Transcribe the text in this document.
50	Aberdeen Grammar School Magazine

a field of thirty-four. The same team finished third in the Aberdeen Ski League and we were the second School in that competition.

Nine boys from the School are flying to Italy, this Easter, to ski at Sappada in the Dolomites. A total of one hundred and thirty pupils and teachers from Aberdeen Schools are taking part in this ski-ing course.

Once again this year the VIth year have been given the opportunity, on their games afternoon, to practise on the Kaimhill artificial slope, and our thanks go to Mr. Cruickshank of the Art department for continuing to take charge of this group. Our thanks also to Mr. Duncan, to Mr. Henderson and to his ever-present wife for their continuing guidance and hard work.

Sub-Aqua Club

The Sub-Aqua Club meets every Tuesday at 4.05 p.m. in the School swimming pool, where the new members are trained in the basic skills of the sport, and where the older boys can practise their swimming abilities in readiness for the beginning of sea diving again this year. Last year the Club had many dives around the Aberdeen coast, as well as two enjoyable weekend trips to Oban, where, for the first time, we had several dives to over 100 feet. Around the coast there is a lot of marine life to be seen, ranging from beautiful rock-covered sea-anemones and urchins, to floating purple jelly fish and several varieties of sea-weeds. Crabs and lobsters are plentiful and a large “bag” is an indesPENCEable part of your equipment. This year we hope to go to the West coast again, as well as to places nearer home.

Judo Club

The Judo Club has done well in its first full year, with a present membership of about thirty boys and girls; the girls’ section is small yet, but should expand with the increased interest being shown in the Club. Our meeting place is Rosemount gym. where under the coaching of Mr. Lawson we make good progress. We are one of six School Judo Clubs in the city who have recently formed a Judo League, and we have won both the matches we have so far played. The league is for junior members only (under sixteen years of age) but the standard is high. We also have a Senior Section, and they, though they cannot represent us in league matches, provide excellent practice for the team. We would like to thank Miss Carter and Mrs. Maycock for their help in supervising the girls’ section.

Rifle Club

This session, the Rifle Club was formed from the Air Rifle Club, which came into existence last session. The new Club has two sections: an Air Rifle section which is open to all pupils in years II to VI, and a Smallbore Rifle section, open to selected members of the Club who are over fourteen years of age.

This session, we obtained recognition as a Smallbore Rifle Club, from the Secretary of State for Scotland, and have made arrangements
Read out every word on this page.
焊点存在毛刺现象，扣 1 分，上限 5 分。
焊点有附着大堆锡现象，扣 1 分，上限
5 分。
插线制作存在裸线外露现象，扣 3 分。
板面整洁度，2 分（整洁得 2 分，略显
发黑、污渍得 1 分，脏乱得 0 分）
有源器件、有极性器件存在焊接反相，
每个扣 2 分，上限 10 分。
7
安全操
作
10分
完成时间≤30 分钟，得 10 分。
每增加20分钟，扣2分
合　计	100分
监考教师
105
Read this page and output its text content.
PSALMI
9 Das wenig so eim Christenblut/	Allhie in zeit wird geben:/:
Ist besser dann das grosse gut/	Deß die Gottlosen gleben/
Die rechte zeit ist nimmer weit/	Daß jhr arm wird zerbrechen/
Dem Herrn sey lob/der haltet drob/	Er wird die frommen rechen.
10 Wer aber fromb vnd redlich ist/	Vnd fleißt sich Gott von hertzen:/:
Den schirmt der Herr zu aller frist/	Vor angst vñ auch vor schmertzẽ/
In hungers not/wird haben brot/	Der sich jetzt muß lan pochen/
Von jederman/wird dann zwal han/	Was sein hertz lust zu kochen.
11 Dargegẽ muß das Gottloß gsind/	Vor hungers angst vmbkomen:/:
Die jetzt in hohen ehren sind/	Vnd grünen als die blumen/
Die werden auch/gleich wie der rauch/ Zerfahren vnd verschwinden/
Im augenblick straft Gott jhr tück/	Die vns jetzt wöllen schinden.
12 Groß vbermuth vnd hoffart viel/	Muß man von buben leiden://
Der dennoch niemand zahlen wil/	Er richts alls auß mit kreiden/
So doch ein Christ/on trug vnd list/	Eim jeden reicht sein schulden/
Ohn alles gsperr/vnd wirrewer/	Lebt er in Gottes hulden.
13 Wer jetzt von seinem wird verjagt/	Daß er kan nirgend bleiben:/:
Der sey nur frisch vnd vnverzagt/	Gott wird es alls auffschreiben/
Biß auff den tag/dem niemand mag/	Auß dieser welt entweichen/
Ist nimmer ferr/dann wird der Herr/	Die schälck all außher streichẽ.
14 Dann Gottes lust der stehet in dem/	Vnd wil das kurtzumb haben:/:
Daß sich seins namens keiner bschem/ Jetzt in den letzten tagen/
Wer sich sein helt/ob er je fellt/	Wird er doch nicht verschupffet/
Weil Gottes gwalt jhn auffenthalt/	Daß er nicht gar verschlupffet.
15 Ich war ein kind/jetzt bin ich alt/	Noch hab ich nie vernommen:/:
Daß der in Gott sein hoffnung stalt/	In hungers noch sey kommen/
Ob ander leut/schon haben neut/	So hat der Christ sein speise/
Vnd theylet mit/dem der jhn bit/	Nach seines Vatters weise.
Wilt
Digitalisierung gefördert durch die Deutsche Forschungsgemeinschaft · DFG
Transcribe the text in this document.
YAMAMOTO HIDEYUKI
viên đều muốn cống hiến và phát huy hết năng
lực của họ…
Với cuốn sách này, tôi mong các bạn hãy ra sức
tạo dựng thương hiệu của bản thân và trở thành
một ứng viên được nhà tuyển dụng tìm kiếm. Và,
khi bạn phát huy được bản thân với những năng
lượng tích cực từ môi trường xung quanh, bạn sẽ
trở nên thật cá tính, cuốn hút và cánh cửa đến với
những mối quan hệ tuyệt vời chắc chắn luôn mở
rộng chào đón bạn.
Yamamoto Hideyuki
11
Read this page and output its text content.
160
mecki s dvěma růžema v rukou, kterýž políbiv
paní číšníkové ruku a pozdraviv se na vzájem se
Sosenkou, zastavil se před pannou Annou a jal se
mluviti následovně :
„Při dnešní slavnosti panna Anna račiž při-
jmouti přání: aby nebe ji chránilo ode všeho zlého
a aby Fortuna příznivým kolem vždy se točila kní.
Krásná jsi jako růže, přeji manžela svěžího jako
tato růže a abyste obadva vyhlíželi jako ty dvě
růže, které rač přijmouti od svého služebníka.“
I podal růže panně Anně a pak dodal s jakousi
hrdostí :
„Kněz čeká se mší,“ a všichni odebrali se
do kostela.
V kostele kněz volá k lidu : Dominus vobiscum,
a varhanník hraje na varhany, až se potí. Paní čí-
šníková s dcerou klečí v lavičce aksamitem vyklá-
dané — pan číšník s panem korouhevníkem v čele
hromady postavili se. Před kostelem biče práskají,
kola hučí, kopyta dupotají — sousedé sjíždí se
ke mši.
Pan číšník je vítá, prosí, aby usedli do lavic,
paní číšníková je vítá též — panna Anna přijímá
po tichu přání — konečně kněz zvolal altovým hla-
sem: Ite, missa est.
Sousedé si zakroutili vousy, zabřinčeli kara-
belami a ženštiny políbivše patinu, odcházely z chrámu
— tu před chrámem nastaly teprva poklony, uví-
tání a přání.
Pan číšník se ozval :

· · · · · · ·

• TASK BRIEF
Extract all of the data exactly as written.

• WRITTEN REPLY
Transcribe the text in this document.
50	Aberdeen Grammar School Magazine

a field of thirty-four. The same team finished third in the Aberdeen Ski League and we were the second School in that competition.

Nine boys from the School are flying to Italy, this Easter, to ski at Sappada in the Dolomites. A total of one hundred and thirty pupils and teachers from Aberdeen Schools are taking part in this ski-ing course.

Once again this year the VIth year have been given the opportunity, on their games afternoon, to practise on the Kaimhill artificial slope, and our thanks go to Mr. Cruickshank of the Art department for continuing to take charge of this group. Our thanks also to Mr. Duncan, to Mr. Henderson and to his ever-present wife for their continuing guidance and hard work.

Sub-Aqua Club

The Sub-Aqua Club meets every Tuesday at 4.05 p.m. in the School swimming pool, where the new members are trained in the basic skills of the sport, and where the older boys can practise their swimming abilities in readiness for the beginning of sea diving again this year. Last year the Club had many dives around the Aberdeen coast, as well as two enjoyable weekend trips to Oban, where, for the first time, we had several dives to over 100 feet. Around the coast there is a lot of marine life to be seen, ranging from beautiful rock-covered sea-anemones and urchins, to floating purple jelly fish and several varieties of sea-weeds. Crabs and lobsters are plentiful and a large “bag” is an indesPENCEable part of your equipment. This year we hope to go to the West coast again, as well as to places nearer home.

Judo Club

The Judo Club has done well in its first full year, with a present membership of about thirty boys and girls; the girls’ section is small yet, but should expand with the increased interest being shown in the Club. Our meeting place is Rosemount gym. where under the coaching of Mr. Lawson we make good progress. We are one of six School Judo Clubs in the city who have recently formed a Judo League, and we have won both the matches we have so far played. The league is for junior members only (under sixteen years of age) but the standard is high. We also have a Senior Section, and they, though they cannot represent us in league matches, provide excellent practice for the team. We would like to thank Miss Carter and Mrs. Maycock for their help in supervising the girls’ section.

Rifle Club

This session, the Rifle Club was formed from the Air Rifle Club, which came into existence last session. The new Club has two sections: an Air Rifle section which is open to all pupils in years II to VI, and a Smallbore Rifle section, open to selected members of the Club who are over fourteen years of age.

This session, we obtained recognition as a Smallbore Rifle Club, from the Secretary of State for Scotland, and have made arrangements
Read out every word on this page.
焊点存在毛刺现象，扣 1 分，上限 5 分。
焊点有附着大堆锡现象，扣 1 分，上限
5 分。
插线制作存在裸线外露现象，扣 3 分。
板面整洁度，2 分（整洁得 2 分，略显
发黑、污渍得 1 分，脏乱得 0 分）
有源器件、有极性器件存在焊接反相，
每个扣 2 分，上限 10 分。
7
安全操
作
10分
完成时间≤30 分钟，得 10 分。
每增加20分钟，扣2分
合　计	100分
监考教师
105
Read this page and output its text content.
PSALMI
9 Das wenig so eim Christenblut/	Allhie in zeit wird geben:/:
Ist besser dann das grosse gut/	Deß die Gottlosen gleben/
Die rechte zeit ist nimmer weit/	Daß jhr arm wird zerbrechen/
Dem Herrn sey lob/der haltet drob/	Er wird die frommen rechen.
10 Wer aber fromb vnd redlich ist/	Vnd fleißt sich Gott von hertzen:/:
Den schirmt der Herr zu aller frist/	Vor angst vñ auch vor schmertzẽ/
In hungers not/wird haben brot/	Der sich jetzt muß lan pochen/
Von jederman/wird dann zwal han/	Was sein hertz lust zu kochen.
11 Dargegẽ muß das Gottloß gsind/	Vor hungers angst vmbkomen:/:
Die jetzt in hohen ehren sind/	Vnd grünen als die blumen/
Die werden auch/gleich wie der rauch/ Zerfahren vnd verschwinden/
Im augenblick straft Gott jhr tück/	Die vns jetzt wöllen schinden.
12 Groß vbermuth vnd hoffart viel/	Muß man von buben leiden://
Der dennoch niemand zahlen wil/	Er richts alls auß mit kreiden/
So doch ein Christ/on trug vnd list/	Eim jeden reicht sein schulden/
Ohn alles gsperr/vnd wirrewer/	Lebt er in Gottes hulden.
13 Wer jetzt von seinem wird verjagt/	Daß er kan nirgend bleiben:/:
Der sey nur frisch vnd vnverzagt/	Gott wird es alls auffschreiben/
Biß auff den tag/dem niemand mag/	Auß dieser welt entweichen/
Ist nimmer ferr/dann wird der Herr/	Die schälck all außher streichẽ.
14 Dann Gottes lust der stehet in dem/	Vnd wil das kurtzumb haben:/:
Daß sich seins namens keiner bschem/ Jetzt in den letzten tagen/
Wer sich sein helt/ob er je fellt/	Wird er doch nicht verschupffet/
Weil Gottes gwalt jhn auffenthalt/	Daß er nicht gar verschlupffet.
15 Ich war ein kind/jetzt bin ich alt/	Noch hab ich nie vernommen:/:
Daß der in Gott sein hoffnung stalt/	In hungers noch sey kommen/
Ob ander leut/schon haben neut/	So hat der Christ sein speise/
Vnd theylet mit/dem der jhn bit/	Nach seines Vatters weise.
Wilt
Digitalisierung gefördert durch die Deutsche Forschungsgemeinschaft · DFG
Transcribe the text in this document.
YAMAMOTO HIDEYUKI
viên đều muốn cống hiến và phát huy hết năng
lực của họ…
Với cuốn sách này, tôi mong các bạn hãy ra sức
tạo dựng thương hiệu của bản thân và trở thành
một ứng viên được nhà tuyển dụng tìm kiếm. Và,
khi bạn phát huy được bản thân với những năng
lượng tích cực từ môi trường xung quanh, bạn sẽ
trở nên thật cá tính, cuốn hút và cánh cửa đến với
những mối quan hệ tuyệt vời chắc chắn luôn mở
rộng chào đón bạn.
Yamamoto Hideyuki
11
Read this page and output its text content.
160
mecki s dvěma růžema v rukou, kterýž políbiv
paní číšníkové ruku a pozdraviv se na vzájem se
Sosenkou, zastavil se před pannou Annou a jal se
mluviti následovně :
„Při dnešní slavnosti panna Anna račiž při-
jmouti přání: aby nebe ji chránilo ode všeho zlého
a aby Fortuna příznivým kolem vždy se točila kní.
Krásná jsi jako růže, přeji manžela svěžího jako
tato růže a abyste obadva vyhlíželi jako ty dvě
růže, které rač přijmouti od svého služebníka.“
I podal růže panně Anně a pak dodal s jakousi
hrdostí :
„Kněz čeká se mší,“ a všichni odebrali se
do kostela.
V kostele kněz volá k lidu : Dominus vobiscum,
a varhanník hraje na varhany, až se potí. Paní čí-
šníková s dcerou klečí v lavičce aksamitem vyklá-
dané — pan číšník s panem korouhevníkem v čele
hromady postavili se. Před kostelem biče práskají,
kola hučí, kopyta dupotají — sousedé sjíždí se
ke mši.
Pan číšník je vítá, prosí, aby usedli do lavic,
paní číšníková je vítá též — panna Anna přijímá
po tichu přání — konečně kněz zvolal altovým hla-
sem: Ite, missa est.
Sousedé si zakroutili vousy, zabřinčeli kara-
belami a ženštiny políbivše patinu, odcházely z chrámu
— tu před chrámem nastaly teprva poklony, uví-
tání a přání.
Pan číšník se ozval :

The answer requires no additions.